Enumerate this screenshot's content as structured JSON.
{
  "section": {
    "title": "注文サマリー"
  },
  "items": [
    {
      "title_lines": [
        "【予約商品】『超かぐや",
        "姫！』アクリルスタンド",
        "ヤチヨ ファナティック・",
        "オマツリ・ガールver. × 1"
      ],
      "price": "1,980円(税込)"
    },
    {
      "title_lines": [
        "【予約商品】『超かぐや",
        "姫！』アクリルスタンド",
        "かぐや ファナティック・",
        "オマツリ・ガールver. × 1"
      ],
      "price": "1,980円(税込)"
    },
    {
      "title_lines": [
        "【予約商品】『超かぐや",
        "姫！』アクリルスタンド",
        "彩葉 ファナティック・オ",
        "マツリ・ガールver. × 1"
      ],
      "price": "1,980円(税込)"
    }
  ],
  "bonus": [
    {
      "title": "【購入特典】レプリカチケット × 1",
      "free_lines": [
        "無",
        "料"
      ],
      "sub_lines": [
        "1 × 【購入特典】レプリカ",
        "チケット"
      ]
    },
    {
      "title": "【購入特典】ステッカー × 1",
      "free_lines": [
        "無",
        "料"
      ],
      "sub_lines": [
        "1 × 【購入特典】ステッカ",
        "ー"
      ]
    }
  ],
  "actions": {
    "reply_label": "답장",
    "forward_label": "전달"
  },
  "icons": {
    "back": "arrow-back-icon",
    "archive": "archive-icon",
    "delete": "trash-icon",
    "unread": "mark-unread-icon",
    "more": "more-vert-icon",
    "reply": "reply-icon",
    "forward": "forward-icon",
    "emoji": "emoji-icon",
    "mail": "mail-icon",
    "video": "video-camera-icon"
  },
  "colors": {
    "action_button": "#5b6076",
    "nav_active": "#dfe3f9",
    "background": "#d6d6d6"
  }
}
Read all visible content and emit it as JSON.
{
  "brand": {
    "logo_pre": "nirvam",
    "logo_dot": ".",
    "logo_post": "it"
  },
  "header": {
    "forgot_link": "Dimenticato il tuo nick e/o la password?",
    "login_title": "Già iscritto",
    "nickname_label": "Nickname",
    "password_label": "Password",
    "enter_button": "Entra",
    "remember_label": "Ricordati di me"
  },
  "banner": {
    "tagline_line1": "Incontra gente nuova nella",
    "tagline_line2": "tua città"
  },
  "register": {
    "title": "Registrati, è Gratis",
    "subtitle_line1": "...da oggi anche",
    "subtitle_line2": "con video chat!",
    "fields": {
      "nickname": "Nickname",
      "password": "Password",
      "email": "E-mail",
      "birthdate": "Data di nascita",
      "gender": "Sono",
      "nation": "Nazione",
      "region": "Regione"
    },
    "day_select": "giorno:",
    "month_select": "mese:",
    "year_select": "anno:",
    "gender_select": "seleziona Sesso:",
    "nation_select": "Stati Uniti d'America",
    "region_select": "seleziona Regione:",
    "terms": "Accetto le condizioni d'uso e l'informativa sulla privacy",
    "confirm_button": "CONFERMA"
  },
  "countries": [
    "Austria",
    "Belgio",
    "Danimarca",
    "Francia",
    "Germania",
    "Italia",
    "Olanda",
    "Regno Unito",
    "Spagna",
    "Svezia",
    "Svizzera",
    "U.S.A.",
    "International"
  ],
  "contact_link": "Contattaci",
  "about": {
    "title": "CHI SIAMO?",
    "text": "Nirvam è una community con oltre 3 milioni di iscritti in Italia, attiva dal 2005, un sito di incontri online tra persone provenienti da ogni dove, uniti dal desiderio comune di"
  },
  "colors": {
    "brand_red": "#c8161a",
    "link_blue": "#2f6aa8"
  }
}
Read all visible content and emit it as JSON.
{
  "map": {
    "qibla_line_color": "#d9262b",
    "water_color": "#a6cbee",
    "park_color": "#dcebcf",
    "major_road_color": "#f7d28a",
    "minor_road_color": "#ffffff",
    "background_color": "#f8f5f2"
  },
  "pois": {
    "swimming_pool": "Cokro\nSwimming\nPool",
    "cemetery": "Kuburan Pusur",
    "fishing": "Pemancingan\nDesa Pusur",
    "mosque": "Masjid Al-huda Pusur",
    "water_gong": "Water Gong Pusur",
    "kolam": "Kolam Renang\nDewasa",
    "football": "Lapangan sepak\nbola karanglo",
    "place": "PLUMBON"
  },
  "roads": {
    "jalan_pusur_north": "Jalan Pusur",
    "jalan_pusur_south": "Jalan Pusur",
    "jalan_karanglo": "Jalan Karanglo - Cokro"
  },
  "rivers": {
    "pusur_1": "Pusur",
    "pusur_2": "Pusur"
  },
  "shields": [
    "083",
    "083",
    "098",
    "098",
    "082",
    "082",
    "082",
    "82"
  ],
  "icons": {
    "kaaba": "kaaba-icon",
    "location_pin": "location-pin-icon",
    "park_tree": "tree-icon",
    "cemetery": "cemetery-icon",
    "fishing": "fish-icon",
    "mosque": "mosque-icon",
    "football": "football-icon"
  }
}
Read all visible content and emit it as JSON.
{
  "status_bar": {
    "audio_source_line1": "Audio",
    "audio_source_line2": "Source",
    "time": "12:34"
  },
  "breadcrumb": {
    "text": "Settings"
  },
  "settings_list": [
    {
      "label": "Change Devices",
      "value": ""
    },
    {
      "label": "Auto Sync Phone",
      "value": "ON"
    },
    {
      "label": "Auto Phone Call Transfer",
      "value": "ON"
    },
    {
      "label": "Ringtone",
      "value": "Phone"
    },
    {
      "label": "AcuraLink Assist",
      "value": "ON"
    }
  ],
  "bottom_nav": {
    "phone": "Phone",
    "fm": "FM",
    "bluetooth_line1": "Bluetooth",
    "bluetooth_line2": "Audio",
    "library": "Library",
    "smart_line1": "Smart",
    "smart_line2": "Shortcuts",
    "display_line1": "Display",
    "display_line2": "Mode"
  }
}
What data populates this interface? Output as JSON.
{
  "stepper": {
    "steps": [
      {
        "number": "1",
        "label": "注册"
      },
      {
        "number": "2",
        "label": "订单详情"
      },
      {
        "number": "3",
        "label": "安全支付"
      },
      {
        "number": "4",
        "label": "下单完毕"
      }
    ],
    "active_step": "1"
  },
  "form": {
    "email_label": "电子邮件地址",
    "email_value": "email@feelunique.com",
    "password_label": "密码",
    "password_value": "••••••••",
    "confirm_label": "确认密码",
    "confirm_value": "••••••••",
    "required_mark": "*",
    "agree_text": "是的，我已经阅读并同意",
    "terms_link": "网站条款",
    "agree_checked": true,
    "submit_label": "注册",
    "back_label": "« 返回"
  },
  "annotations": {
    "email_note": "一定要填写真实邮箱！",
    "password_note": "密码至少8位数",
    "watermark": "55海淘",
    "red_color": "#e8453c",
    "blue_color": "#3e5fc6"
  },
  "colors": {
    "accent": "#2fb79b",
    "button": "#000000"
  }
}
# # # #
» EXERCISE GOAL
Return every record, word for word.

» PROBLEM SOLUTION
Enumerate this screenshot's content as structured JSON.
{
  "section": {
    "title": "注文サマリー"
  },
  "items": [
    {
      "title_lines": [
        "【予約商品】『超かぐや",
        "姫！』アクリルスタンド",
        "ヤチヨ ファナティック・",
        "オマツリ・ガールver. × 1"
      ],
      "price": "1,980円(税込)"
    },
    {
      "title_lines": [
        "【予約商品】『超かぐや",
        "姫！』アクリルスタンド",
        "かぐや ファナティック・",
        "オマツリ・ガールver. × 1"
      ],
      "price": "1,980円(税込)"
    },
    {
      "title_lines": [
        "【予約商品】『超かぐや",
        "姫！』アクリルスタンド",
        "彩葉 ファナティック・オ",
        "マツリ・ガールver. × 1"
      ],
      "price": "1,980円(税込)"
    }
  ],
  "bonus": [
    {
      "title": "【購入特典】レプリカチケット × 1",
      "free_lines": [
        "無",
        "料"
      ],
      "sub_lines": [
        "1 × 【購入特典】レプリカ",
        "チケット"
      ]
    },
    {
      "title": "【購入特典】ステッカー × 1",
      "free_lines": [
        "無",
        "料"
      ],
      "sub_lines": [
        "1 × 【購入特典】ステッカ",
        "ー"
      ]
    }
  ],
  "actions": {
    "reply_label": "답장",
    "forward_label": "전달"
  },
  "icons": {
    "back": "arrow-back-icon",
    "archive": "archive-icon",
    "delete": "trash-icon",
    "unread": "mark-unread-icon",
    "more": "more-vert-icon",
    "reply": "reply-icon",
    "forward": "forward-icon",
    "emoji": "emoji-icon",
    "mail": "mail-icon",
    "video": "video-camera-icon"
  },
  "colors": {
    "action_button": "#5b6076",
    "nav_active": "#dfe3f9",
    "background": "#d6d6d6"
  }
}
Read all visible content and emit it as JSON.
{
  "brand": {
    "logo_pre": "nirvam",
    "logo_dot": ".",
    "logo_post": "it"
  },
  "header": {
    "forgot_link": "Dimenticato il tuo nick e/o la password?",
    "login_title": "Già iscritto",
    "nickname_label": "Nickname",
    "password_label": "Password",
    "enter_button": "Entra",
    "remember_label": "Ricordati di me"
  },
  "banner": {
    "tagline_line1": "Incontra gente nuova nella",
    "tagline_line2": "tua città"
  },
  "register": {
    "title": "Registrati, è Gratis",
    "subtitle_line1": "...da oggi anche",
    "subtitle_line2": "con video chat!",
    "fields": {
      "nickname": "Nickname",
      "password": "Password",
      "email": "E-mail",
      "birthdate": "Data di nascita",
      "gender": "Sono",
      "nation": "Nazione",
      "region": "Regione"
    },
    "day_select": "giorno:",
    "month_select": "mese:",
    "year_select": "anno:",
    "gender_select": "seleziona Sesso:",
    "nation_select": "Stati Uniti d'America",
    "region_select": "seleziona Regione:",
    "terms": "Accetto le condizioni d'uso e l'informativa sulla privacy",
    "confirm_button": "CONFERMA"
  },
  "countries": [
    "Austria",
    "Belgio",
    "Danimarca",
    "Francia",
    "Germania",
    "Italia",
    "Olanda",
    "Regno Unito",
    "Spagna",
    "Svezia",
    "Svizzera",
    "U.S.A.",
    "International"
  ],
  "contact_link": "Contattaci",
  "about": {
    "title": "CHI SIAMO?",
    "text": "Nirvam è una community con oltre 3 milioni di iscritti in Italia, attiva dal 2005, un sito di incontri online tra persone provenienti da ogni dove, uniti dal desiderio comune di"
  },
  "colors": {
    "brand_red": "#c8161a",
    "link_blue": "#2f6aa8"
  }
}
Read all visible content and emit it as JSON.
{
  "map": {
    "qibla_line_color": "#d9262b",
    "water_color": "#a6cbee",
    "park_color": "#dcebcf",
    "major_road_color": "#f7d28a",
    "minor_road_color": "#ffffff",
    "background_color": "#f8f5f2"
  },
  "pois": {
    "swimming_pool": "Cokro\nSwimming\nPool",
    "cemetery": "Kuburan Pusur",
    "fishing": "Pemancingan\nDesa Pusur",
    "mosque": "Masjid Al-huda Pusur",
    "water_gong": "Water Gong Pusur",
    "kolam": "Kolam Renang\nDewasa",
    "football": "Lapangan sepak\nbola karanglo",
    "place": "PLUMBON"
  },
  "roads": {
    "jalan_pusur_north": "Jalan Pusur",
    "jalan_pusur_south": "Jalan Pusur",
    "jalan_karanglo": "Jalan Karanglo - Cokro"
  },
  "rivers": {
    "pusur_1": "Pusur",
    "pusur_2": "Pusur"
  },
  "shields": [
    "083",
    "083",
    "098",
    "098",
    "082",
    "082",
    "082",
    "82"
  ],
  "icons": {
    "kaaba": "kaaba-icon",
    "location_pin": "location-pin-icon",
    "park_tree": "tree-icon",
    "cemetery": "cemetery-icon",
    "fishing": "fish-icon",
    "mosque": "mosque-icon",
    "football": "football-icon"
  }
}
Read all visible content and emit it as JSON.
{
  "status_bar": {
    "audio_source_line1": "Audio",
    "audio_source_line2": "Source",
    "time": "12:34"
  },
  "breadcrumb": {
    "text": "Settings"
  },
  "settings_list": [
    {
      "label": "Change Devices",
      "value": ""
    },
    {
      "label": "Auto Sync Phone",
      "value": "ON"
    },
    {
      "label": "Auto Phone Call Transfer",
      "value": "ON"
    },
    {
      "label": "Ringtone",
      "value": "Phone"
    },
    {
      "label": "AcuraLink Assist",
      "value": "ON"
    }
  ],
  "bottom_nav": {
    "phone": "Phone",
    "fm": "FM",
    "bluetooth_line1": "Bluetooth",
    "bluetooth_line2": "Audio",
    "library": "Library",
    "smart_line1": "Smart",
    "smart_line2": "Shortcuts",
    "display_line1": "Display",
    "display_line2": "Mode"
  }
}
What data populates this interface? Output as JSON.
{
  "stepper": {
    "steps": [
      {
        "number": "1",
        "label": "注册"
      },
      {
        "number": "2",
        "label": "订单详情"
      },
      {
        "number": "3",
        "label": "安全支付"
      },
      {
        "number": "4",
        "label": "下单完毕"
      }
    ],
    "active_step": "1"
  },
  "form": {
    "email_label": "电子邮件地址",
    "email_value": "email@feelunique.com",
    "password_label": "密码",
    "password_value": "••••••••",
    "confirm_label": "确认密码",
    "confirm_value": "••••••••",
    "required_mark": "*",
    "agree_text": "是的，我已经阅读并同意",
    "terms_link": "网站条款",
    "agree_checked": true,
    "submit_label": "注册",
    "back_label": "« 返回"
  },
  "annotations": {
    "email_note": "一定要填写真实邮箱！",
    "password_note": "密码至少8位数",
    "watermark": "55海淘",
    "red_color": "#e8453c",
    "blue_color": "#3e5fc6"
  },
  "colors": {
    "accent": "#2fb79b",
    "button": "#000000"
  }
}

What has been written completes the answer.